**Set exercise a**
In the summary of the prisoner lawsuit, which court held that a jury must decide exhaustion when the issue overlaps with the claim's facts?

**Document text**

┌────────

Topics: prison grievance rules, jury trials, prisoner lawsuits, prison staff misconduct

Summary

Background

Kyle Richards, a prisoner in Michigan, sued Thomas Perttu, a prison employee, alleging repeated sexual abuse and that Perttu destroyed grievance forms and threatened him for trying to complain. Richards sued under 42 U.S.C. §1983, claiming constitutional violations including his right to file grievances. Perttu moved for summary judgment, saying the plaintiffs had not exhausted the prison grievance process required by the Prison Litigation Reform Act (PLRA). A magistrate held an evidentiary hearing, found Richards’s witnesses lacked credibility, and the district court dismissed the case for failure to exhaust. The Sixth Circuit reversed, holding a jury must decide exhaustion when the issue overlaps with the claim’s facts.

└────────

**Set exercise b**
Copy the stretch of the records from their first line through the line containing "crop-icon[interactable]: ⌗ (950, 224, 957, 239)", reproducing each line verbatim.

**Material for this exercise**
┌────────

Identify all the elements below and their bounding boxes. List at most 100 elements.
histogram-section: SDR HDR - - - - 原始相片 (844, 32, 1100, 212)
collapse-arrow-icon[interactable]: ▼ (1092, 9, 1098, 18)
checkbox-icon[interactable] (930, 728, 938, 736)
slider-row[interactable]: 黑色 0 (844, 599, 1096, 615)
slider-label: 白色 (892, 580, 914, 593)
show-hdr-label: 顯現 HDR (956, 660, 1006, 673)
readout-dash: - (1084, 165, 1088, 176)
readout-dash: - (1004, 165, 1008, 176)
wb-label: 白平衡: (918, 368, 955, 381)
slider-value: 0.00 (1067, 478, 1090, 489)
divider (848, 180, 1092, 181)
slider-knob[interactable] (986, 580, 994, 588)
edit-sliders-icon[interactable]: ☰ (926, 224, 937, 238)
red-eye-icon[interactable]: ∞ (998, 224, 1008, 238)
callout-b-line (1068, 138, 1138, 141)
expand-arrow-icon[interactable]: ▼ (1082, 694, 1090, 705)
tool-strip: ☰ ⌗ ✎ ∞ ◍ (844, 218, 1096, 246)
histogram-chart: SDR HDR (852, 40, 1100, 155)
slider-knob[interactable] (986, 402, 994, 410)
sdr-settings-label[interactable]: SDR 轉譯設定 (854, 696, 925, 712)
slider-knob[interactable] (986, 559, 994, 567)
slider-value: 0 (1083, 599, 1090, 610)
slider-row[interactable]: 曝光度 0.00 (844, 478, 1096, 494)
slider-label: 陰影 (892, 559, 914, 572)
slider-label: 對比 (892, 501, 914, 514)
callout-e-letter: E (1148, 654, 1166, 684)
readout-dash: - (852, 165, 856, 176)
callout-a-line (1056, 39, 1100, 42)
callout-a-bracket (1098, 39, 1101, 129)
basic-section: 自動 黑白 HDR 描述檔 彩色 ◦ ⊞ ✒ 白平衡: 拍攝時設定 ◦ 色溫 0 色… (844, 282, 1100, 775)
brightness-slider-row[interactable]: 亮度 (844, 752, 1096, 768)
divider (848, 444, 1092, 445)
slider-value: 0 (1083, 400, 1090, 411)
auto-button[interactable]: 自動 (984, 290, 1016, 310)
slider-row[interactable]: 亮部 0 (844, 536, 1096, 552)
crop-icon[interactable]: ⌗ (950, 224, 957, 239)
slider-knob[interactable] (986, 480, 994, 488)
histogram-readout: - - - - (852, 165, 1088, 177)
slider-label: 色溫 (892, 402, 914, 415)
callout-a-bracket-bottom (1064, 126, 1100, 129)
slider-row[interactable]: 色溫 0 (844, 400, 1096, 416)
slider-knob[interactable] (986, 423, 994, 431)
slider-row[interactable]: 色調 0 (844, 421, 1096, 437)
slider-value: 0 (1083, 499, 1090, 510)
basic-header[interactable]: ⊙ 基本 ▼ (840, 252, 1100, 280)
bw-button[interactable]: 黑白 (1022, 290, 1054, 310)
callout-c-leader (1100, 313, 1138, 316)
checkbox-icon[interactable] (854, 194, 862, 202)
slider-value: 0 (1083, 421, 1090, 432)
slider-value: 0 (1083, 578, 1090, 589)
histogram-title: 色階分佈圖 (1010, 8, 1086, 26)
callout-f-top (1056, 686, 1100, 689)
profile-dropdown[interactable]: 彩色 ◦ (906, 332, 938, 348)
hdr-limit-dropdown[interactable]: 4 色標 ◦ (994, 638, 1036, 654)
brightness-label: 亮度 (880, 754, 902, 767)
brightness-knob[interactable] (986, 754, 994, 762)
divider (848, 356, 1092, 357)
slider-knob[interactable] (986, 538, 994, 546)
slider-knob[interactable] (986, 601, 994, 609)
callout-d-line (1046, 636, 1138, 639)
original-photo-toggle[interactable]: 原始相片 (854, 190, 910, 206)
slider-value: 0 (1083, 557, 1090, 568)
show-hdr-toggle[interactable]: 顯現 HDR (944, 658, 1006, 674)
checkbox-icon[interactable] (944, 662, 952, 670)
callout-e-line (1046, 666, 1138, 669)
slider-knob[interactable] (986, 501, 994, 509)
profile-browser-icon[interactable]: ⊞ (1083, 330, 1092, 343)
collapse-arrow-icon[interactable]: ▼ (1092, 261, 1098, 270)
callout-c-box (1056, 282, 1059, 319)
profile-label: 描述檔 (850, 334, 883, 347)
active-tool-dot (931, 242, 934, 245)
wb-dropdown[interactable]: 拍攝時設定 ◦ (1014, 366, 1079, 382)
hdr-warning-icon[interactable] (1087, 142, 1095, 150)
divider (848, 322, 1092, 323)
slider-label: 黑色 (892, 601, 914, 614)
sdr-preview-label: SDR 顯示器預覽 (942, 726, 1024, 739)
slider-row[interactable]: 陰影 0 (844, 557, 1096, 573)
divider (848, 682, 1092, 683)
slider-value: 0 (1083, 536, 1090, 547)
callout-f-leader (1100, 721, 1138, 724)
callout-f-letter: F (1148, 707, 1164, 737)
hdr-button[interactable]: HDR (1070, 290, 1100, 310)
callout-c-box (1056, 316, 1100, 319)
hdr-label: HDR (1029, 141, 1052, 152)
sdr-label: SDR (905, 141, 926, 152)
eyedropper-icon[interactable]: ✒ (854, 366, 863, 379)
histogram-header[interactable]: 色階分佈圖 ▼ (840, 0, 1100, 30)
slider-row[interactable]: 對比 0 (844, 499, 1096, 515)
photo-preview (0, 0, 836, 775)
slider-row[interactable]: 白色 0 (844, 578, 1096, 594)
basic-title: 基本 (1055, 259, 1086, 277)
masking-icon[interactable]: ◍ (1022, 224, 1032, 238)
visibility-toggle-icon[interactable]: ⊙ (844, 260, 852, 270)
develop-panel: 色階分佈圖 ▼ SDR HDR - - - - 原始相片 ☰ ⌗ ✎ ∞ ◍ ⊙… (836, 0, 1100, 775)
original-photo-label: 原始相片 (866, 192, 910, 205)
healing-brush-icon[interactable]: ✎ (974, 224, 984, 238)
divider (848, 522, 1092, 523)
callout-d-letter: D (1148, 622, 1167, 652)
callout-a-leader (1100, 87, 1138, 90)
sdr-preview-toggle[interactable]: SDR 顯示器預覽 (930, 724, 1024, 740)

└────────

**Task result a**
The Sixth Circuit.

**Task result b**
Identify all the elements below and their bounding boxes. List at most 100 elements.
histogram-section: SDR HDR - - - - 原始相片 (844, 32, 1100, 212)
collapse-arrow-icon[interactable]: ▼ (1092, 9, 1098, 18)
checkbox-icon[interactable] (930, 728, 938, 736)
slider-row[interactable]: 黑色 0 (844, 599, 1096, 615)
slider-label: 白色 (892, 580, 914, 593)
show-hdr-label: 顯現 HDR (956, 660, 1006, 673)
readout-dash: - (1084, 165, 1088, 176)
readout-dash: - (1004, 165, 1008, 176)
wb-label: 白平衡: (918, 368, 955, 381)
slider-value: 0.00 (1067, 478, 1090, 489)
divider (848, 180, 1092, 181)
slider-knob[interactable] (986, 580, 994, 588)
edit-sliders-icon[interactable]: ☰ (926, 224, 937, 238)
red-eye-icon[interactable]: ∞ (998, 224, 1008, 238)
callout-b-line (1068, 138, 1138, 141)
expand-arrow-icon[interactable]: ▼ (1082, 694, 1090, 705)
tool-strip: ☰ ⌗ ✎ ∞ ◍ (844, 218, 1096, 246)
histogram-chart: SDR HDR (852, 40, 1100, 155)
slider-knob[interactable] (986, 402, 994, 410)
sdr-settings-label[interactable]: SDR 轉譯設定 (854, 696, 925, 712)
slider-knob[interactable] (986, 559, 994, 567)
slider-value: 0 (1083, 599, 1090, 610)
slider-row[interactable]: 曝光度 0.00 (844, 478, 1096, 494)
slider-label: 陰影 (892, 559, 914, 572)
slider-label: 對比 (892, 501, 914, 514)
callout-e-letter: E (1148, 654, 1166, 684)
readout-dash: - (852, 165, 856, 176)
callout-a-line (1056, 39, 1100, 42)
callout-a-bracket (1098, 39, 1101, 129)
basic-section: 自動 黑白 HDR 描述檔 彩色 ◦ ⊞ ✒ 白平衡: 拍攝時設定 ◦ 色溫 0 色… (844, 282, 1100, 775)
brightness-slider-row[interactable]: 亮度 (844, 752, 1096, 768)
divider (848, 444, 1092, 445)
slider-value: 0 (1083, 400, 1090, 411)
auto-button[interactable]: 自動 (984, 290, 1016, 310)
slider-row[interactable]: 亮部 0 (844, 536, 1096, 552)
crop-icon[interactable]: ⌗ (950, 224, 957, 239)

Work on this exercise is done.